=== DATA UNDER STUDY ===
####

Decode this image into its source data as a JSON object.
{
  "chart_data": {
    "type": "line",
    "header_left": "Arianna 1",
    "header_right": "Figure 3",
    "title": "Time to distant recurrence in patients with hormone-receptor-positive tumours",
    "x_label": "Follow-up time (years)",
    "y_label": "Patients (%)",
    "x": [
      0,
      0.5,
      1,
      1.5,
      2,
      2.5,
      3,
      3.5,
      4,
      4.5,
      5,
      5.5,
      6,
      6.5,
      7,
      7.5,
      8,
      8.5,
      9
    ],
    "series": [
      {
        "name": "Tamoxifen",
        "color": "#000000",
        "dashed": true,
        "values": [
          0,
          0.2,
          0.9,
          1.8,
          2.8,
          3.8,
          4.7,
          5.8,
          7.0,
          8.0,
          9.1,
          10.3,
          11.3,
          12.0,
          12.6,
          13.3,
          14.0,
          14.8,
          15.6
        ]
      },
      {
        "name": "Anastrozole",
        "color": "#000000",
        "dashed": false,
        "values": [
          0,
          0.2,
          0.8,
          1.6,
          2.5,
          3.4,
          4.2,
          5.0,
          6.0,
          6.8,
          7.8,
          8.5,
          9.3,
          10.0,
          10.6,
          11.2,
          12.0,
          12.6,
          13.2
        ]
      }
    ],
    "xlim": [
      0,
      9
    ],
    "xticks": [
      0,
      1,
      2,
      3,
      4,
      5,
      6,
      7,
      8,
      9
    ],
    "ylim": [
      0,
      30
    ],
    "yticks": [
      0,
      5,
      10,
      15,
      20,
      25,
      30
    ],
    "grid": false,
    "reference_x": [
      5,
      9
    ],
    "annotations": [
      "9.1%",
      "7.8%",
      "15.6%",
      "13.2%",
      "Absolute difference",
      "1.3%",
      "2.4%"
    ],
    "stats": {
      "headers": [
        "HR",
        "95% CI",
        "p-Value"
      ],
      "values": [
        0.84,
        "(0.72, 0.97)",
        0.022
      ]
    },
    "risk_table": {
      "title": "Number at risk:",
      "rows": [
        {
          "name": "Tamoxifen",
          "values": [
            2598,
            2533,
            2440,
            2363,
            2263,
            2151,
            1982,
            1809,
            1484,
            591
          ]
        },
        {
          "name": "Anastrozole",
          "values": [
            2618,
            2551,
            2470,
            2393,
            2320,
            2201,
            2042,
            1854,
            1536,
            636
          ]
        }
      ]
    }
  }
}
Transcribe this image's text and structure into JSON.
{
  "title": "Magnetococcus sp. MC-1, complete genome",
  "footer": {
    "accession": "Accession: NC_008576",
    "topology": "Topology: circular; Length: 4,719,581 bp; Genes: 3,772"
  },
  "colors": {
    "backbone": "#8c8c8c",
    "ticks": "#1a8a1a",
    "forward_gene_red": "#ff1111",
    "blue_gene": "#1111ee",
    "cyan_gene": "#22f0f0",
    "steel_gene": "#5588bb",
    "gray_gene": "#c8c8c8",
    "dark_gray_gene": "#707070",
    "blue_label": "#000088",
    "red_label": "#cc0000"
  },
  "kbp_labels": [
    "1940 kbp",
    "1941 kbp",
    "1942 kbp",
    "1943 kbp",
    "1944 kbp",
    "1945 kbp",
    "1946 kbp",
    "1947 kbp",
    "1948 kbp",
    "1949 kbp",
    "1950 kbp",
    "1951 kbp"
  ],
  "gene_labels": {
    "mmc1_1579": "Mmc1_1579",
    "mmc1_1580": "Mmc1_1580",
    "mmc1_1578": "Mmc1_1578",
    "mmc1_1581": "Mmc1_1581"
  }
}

####

=== WHAT TO DO ===
Please copy each line of the material that has the string "name" somewhere in it.

=== RESULT OF THE TASK ===
        "name": "Tamoxifen",
        "name": "Anastrozole",
          "name": "Tamoxifen",
          "name": "Anastrozole",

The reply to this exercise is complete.